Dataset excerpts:

• • • •

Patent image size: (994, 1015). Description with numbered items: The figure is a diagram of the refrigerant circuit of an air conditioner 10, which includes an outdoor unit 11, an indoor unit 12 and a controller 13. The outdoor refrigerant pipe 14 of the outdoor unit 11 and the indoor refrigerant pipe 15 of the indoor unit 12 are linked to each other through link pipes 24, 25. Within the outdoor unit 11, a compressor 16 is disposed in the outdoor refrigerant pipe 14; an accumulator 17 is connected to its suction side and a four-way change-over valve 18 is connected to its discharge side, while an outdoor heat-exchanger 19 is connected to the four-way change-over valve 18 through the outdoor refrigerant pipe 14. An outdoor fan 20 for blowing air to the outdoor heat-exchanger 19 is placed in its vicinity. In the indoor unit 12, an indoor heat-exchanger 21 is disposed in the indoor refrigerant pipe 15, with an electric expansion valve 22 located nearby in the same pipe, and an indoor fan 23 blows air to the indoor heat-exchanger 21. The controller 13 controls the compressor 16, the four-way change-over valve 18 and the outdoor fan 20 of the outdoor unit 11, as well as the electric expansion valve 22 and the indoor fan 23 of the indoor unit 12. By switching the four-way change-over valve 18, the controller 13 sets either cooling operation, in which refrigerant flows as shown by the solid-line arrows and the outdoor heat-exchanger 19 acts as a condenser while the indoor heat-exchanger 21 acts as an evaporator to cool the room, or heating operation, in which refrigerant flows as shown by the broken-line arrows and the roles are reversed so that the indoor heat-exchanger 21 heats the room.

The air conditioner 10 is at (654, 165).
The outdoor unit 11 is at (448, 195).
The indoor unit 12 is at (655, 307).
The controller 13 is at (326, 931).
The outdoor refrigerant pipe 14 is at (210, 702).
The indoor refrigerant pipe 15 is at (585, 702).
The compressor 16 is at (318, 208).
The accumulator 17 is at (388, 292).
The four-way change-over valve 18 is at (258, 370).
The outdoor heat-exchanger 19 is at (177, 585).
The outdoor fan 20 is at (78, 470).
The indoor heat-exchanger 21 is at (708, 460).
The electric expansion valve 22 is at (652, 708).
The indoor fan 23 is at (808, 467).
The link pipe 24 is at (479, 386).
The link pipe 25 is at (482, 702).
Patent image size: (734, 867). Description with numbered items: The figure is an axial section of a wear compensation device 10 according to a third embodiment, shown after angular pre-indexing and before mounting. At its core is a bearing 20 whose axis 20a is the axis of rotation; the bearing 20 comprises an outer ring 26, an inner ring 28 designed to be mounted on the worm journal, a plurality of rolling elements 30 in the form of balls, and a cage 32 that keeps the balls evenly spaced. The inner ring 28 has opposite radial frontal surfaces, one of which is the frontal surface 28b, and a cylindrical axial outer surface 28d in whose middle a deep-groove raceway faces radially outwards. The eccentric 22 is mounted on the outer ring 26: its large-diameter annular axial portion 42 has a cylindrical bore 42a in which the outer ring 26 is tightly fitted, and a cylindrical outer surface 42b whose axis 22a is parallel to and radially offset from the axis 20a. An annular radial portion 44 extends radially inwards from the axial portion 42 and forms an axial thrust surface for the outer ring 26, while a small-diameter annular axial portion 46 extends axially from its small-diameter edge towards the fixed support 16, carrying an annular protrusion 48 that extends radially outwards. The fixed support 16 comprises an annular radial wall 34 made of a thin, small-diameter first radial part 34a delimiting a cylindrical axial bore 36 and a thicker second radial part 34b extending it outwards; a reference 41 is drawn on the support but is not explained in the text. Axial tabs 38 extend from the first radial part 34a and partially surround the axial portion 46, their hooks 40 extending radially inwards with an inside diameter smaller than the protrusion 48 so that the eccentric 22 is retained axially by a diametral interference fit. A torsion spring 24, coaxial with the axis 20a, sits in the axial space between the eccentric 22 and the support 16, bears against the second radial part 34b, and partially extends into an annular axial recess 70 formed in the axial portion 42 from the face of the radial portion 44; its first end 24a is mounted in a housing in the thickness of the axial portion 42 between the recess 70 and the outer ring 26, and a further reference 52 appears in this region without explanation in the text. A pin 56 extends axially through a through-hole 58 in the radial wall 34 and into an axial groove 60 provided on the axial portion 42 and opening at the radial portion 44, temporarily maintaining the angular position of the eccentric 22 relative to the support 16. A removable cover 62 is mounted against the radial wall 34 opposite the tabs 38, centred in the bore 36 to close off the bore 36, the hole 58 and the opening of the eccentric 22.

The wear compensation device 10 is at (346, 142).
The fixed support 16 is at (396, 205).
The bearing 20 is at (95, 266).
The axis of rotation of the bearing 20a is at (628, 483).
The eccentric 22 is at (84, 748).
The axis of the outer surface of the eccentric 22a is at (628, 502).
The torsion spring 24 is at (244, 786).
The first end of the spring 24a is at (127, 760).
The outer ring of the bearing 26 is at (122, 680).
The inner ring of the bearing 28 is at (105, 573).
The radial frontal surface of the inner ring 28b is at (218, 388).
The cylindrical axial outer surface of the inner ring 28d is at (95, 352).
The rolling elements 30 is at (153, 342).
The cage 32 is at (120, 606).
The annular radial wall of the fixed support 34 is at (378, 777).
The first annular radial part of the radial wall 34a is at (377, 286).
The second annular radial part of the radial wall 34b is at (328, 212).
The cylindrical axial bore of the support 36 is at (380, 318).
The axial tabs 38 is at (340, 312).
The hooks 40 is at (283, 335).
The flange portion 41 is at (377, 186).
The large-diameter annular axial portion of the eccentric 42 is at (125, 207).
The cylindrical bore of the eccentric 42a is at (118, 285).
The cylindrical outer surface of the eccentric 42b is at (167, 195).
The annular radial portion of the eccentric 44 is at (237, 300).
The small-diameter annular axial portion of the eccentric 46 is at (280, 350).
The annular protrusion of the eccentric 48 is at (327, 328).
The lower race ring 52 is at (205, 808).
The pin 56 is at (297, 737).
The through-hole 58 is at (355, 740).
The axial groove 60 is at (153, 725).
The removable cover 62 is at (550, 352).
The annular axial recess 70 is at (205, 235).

• • • •

Please reproduce every line of the data above word for word.

Patent image size: (994, 1015). Description with numbered items: The figure is a diagram of the refrigerant circuit of an air conditioner 10, which includes an outdoor unit 11, an indoor unit 12 and a controller 13. The outdoor refrigerant pipe 14 of the outdoor unit 11 and the indoor refrigerant pipe 15 of the indoor unit 12 are linked to each other through link pipes 24, 25. Within the outdoor unit 11, a compressor 16 is disposed in the outdoor refrigerant pipe 14; an accumulator 17 is connected to its suction side and a four-way change-over valve 18 is connected to its discharge side, while an outdoor heat-exchanger 19 is connected to the four-way change-over valve 18 through the outdoor refrigerant pipe 14. An outdoor fan 20 for blowing air to the outdoor heat-exchanger 19 is placed in its vicinity. In the indoor unit 12, an indoor heat-exchanger 21 is disposed in the indoor refrigerant pipe 15, with an electric expansion valve 22 located nearby in the same pipe, and an indoor fan 23 blows air to the indoor heat-exchanger 21. The controller 13 controls the compressor 16, the four-way change-over valve 18 and the outdoor fan 20 of the outdoor unit 11, as well as the electric expansion valve 22 and the indoor fan 23 of the indoor unit 12. By switching the four-way change-over valve 18, the controller 13 sets either cooling operation, in which refrigerant flows as shown by the solid-line arrows and the outdoor heat-exchanger 19 acts as a condenser while the indoor heat-exchanger 21 acts as an evaporator to cool the room, or heating operation, in which refrigerant flows as shown by the broken-line arrows and the roles are reversed so that the indoor heat-exchanger 21 heats the room.

The air conditioner 10 is at (654, 165).
The outdoor unit 11 is at (448, 195).
The indoor unit 12 is at (655, 307).
The controller 13 is at (326, 931).
The outdoor refrigerant pipe 14 is at (210, 702).
The indoor refrigerant pipe 15 is at (585, 702).
The compressor 16 is at (318, 208).
The accumulator 17 is at (388, 292).
The four-way change-over valve 18 is at (258, 370).
The outdoor heat-exchanger 19 is at (177, 585).
The outdoor fan 20 is at (78, 470).
The indoor heat-exchanger 21 is at (708, 460).
The electric expansion valve 22 is at (652, 708).
The indoor fan 23 is at (808, 467).
The link pipe 24 is at (479, 386).
The link pipe 25 is at (482, 702).
Patent image size: (734, 867). Description with numbered items: The figure is an axial section of a wear compensation device 10 according to a third embodiment, shown after angular pre-indexing and before mounting. At its core is a bearing 20 whose axis 20a is the axis of rotation; the bearing 20 comprises an outer ring 26, an inner ring 28 designed to be mounted on the worm journal, a plurality of rolling elements 30 in the form of balls, and a cage 32 that keeps the balls evenly spaced. The inner ring 28 has opposite radial frontal surfaces, one of which is the frontal surface 28b, and a cylindrical axial outer surface 28d in whose middle a deep-groove raceway faces radially outwards. The eccentric 22 is mounted on the outer ring 26: its large-diameter annular axial portion 42 has a cylindrical bore 42a in which the outer ring 26 is tightly fitted, and a cylindrical outer surface 42b whose axis 22a is parallel to and radially offset from the axis 20a. An annular radial portion 44 extends radially inwards from the axial portion 42 and forms an axial thrust surface for the outer ring 26, while a small-diameter annular axial portion 46 extends axially from its small-diameter edge towards the fixed support 16, carrying an annular protrusion 48 that extends radially outwards. The fixed support 16 comprises an annular radial wall 34 made of a thin, small-diameter first radial part 34a delimiting a cylindrical axial bore 36 and a thicker second radial part 34b extending it outwards; a reference 41 is drawn on the support but is not explained in the text. Axial tabs 38 extend from the first radial part 34a and partially surround the axial portion 46, their hooks 40 extending radially inwards with an inside diameter smaller than the protrusion 48 so that the eccentric 22 is retained axially by a diametral interference fit. A torsion spring 24, coaxial with the axis 20a, sits in the axial space between the eccentric 22 and the support 16, bears against the second radial part 34b, and partially extends into an annular axial recess 70 formed in the axial portion 42 from the face of the radial portion 44; its first end 24a is mounted in a housing in the thickness of the axial portion 42 between the recess 70 and the outer ring 26, and a further reference 52 appears in this region without explanation in the text. A pin 56 extends axially through a through-hole 58 in the radial wall 34 and into an axial groove 60 provided on the axial portion 42 and opening at the radial portion 44, temporarily maintaining the angular position of the eccentric 22 relative to the support 16. A removable cover 62 is mounted against the radial wall 34 opposite the tabs 38, centred in the bore 36 to close off the bore 36, the hole 58 and the opening of the eccentric 22.

The wear compensation device 10 is at (346, 142).
The fixed support 16 is at (396, 205).
The bearing 20 is at (95, 266).
The axis of rotation of the bearing 20a is at (628, 483).
The eccentric 22 is at (84, 748).
The axis of the outer surface of the eccentric 22a is at (628, 502).
The torsion spring 24 is at (244, 786).
The first end of the spring 24a is at (127, 760).
The outer ring of the bearing 26 is at (122, 680).
The inner ring of the bearing 28 is at (105, 573).
The radial frontal surface of the inner ring 28b is at (218, 388).
The cylindrical axial outer surface of the inner ring 28d is at (95, 352).
The rolling elements 30 is at (153, 342).
The cage 32 is at (120, 606).
The annular radial wall of the fixed support 34 is at (378, 777).
The first annular radial part of the radial wall 34a is at (377, 286).
The second annular radial part of the radial wall 34b is at (328, 212).
The cylindrical axial bore of the support 36 is at (380, 318).
The axial tabs 38 is at (340, 312).
The hooks 40 is at (283, 335).
The flange portion 41 is at (377, 186).
The large-diameter annular axial portion of the eccentric 42 is at (125, 207).
The cylindrical bore of the eccentric 42a is at (118, 285).
The cylindrical outer surface of the eccentric 42b is at (167, 195).
The annular radial portion of the eccentric 44 is at (237, 300).
The small-diameter annular axial portion of the eccentric 46 is at (280, 350).
The annular protrusion of the eccentric 48 is at (327, 328).
The lower race ring 52 is at (205, 808).
The pin 56 is at (297, 737).
The through-hole 58 is at (355, 740).
The axial groove 60 is at (153, 725).
The removable cover 62 is at (550, 352).
The annular axial recess 70 is at (205, 235).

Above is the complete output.